__Excerpted data__

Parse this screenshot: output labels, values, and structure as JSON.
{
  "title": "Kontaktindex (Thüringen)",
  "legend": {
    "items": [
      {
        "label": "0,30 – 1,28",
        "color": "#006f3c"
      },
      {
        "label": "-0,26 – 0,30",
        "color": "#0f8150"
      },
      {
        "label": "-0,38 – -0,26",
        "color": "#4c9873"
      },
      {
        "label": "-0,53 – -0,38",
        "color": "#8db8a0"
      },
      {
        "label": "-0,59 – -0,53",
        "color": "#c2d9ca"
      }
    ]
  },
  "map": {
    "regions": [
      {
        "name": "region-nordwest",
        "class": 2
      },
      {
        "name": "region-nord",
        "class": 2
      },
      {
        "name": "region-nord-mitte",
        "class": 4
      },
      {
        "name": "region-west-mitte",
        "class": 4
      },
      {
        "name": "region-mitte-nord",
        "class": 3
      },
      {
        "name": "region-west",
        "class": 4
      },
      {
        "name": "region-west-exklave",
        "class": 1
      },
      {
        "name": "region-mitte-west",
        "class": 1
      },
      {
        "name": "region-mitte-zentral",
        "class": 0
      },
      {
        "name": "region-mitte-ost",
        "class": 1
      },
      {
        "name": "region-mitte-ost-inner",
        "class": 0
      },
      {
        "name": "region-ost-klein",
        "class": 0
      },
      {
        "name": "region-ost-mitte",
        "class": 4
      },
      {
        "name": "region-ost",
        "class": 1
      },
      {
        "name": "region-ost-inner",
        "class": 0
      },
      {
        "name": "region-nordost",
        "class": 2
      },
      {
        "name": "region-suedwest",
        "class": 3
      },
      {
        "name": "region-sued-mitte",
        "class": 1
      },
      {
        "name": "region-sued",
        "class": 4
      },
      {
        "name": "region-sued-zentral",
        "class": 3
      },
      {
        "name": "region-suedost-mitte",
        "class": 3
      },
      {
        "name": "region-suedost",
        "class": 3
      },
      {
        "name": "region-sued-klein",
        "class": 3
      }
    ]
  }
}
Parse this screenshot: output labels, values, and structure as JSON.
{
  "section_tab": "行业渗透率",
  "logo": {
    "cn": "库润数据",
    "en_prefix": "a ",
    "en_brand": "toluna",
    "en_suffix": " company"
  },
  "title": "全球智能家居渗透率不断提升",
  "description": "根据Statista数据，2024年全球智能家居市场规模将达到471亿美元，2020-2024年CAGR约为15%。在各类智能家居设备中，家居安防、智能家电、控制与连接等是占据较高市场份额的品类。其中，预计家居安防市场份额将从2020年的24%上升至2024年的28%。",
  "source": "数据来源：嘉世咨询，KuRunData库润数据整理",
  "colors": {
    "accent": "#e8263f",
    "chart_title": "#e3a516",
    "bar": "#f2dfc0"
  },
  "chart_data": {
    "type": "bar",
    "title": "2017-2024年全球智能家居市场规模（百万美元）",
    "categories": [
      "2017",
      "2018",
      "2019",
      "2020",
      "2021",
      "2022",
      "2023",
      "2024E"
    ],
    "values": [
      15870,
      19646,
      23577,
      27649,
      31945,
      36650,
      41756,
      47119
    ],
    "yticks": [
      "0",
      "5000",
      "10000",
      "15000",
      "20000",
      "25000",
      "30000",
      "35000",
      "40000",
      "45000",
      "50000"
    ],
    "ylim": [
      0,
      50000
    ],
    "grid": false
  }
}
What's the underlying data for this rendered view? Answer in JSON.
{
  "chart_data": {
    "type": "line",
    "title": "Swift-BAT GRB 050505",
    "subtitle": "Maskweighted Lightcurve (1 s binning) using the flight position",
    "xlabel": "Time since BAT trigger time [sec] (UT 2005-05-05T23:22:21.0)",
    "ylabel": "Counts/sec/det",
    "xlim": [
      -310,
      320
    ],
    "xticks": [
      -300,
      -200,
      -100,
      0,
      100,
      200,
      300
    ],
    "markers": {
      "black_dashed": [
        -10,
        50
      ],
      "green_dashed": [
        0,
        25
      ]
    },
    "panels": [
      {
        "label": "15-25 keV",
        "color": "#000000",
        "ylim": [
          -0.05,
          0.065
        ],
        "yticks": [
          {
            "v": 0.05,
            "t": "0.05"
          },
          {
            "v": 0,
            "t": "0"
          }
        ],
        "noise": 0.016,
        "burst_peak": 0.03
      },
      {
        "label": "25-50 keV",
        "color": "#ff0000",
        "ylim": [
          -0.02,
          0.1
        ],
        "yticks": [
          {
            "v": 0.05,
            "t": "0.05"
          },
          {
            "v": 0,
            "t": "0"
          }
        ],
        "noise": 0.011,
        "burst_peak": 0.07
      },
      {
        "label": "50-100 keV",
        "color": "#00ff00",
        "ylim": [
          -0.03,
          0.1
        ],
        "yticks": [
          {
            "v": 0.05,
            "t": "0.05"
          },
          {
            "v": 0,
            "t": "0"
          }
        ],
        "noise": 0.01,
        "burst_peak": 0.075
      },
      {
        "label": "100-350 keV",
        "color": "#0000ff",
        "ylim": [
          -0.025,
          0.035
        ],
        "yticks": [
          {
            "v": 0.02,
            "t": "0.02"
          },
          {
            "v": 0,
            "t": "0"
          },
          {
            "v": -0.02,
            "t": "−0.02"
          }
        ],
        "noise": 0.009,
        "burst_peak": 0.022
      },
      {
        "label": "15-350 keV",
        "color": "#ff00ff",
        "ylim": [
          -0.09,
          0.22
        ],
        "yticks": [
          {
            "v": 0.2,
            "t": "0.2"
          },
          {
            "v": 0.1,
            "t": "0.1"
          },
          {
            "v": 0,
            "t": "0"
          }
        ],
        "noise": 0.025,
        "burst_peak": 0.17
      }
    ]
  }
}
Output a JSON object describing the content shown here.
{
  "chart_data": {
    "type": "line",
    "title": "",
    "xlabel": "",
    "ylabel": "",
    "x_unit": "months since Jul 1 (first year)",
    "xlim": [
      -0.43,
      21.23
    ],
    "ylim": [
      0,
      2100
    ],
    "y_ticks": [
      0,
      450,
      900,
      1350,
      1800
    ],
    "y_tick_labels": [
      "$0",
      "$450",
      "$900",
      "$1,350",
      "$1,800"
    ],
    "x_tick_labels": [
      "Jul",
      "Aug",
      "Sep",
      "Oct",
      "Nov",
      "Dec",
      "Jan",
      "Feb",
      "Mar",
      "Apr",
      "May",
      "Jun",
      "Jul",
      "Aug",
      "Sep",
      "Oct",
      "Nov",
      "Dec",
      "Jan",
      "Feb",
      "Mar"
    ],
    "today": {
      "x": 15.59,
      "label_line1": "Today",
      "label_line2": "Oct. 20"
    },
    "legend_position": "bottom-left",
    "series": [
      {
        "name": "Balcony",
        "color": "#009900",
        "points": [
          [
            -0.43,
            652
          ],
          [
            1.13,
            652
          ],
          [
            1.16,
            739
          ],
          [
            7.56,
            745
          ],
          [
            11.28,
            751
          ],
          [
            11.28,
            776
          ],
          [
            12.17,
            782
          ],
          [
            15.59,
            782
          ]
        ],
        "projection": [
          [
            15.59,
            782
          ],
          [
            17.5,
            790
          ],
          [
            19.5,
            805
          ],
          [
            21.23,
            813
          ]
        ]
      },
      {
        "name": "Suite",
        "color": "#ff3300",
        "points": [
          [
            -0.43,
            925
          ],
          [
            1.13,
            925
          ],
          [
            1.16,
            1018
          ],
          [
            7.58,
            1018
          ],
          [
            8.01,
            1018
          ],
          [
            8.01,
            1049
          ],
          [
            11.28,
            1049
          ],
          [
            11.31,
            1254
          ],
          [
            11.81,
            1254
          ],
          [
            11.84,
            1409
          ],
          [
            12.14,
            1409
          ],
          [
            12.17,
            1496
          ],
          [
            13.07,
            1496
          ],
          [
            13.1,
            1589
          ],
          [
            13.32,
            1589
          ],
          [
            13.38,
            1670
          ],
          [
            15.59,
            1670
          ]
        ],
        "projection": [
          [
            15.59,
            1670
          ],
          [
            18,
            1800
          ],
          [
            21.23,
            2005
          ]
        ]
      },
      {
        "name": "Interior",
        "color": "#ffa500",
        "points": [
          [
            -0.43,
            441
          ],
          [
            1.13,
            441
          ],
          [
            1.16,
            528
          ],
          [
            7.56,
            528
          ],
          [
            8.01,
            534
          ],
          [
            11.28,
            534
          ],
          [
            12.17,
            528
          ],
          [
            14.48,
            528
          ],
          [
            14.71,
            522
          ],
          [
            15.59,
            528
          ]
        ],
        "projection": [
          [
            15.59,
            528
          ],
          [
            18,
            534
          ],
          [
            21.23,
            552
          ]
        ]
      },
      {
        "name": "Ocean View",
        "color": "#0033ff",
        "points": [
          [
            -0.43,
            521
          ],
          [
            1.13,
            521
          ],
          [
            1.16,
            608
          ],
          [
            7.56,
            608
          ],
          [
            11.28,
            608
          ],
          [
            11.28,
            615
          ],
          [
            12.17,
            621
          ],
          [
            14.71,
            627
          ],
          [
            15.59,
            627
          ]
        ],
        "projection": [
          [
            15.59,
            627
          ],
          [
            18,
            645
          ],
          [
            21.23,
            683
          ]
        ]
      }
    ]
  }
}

__What to do__
Copy all lines above containing the string "mitte".

__Answer to this exercise__
        "name": "region-nord-mitte",
        "name": "region-west-mitte",
        "name": "region-mitte-nord",
        "name": "region-mitte-west",
        "name": "region-mitte-zentral",
        "name": "region-mitte-ost",
        "name": "region-mitte-ost-inner",
        "name": "region-ost-mitte",
        "name": "region-sued-mitte",
        "name": "region-suedost-mitte",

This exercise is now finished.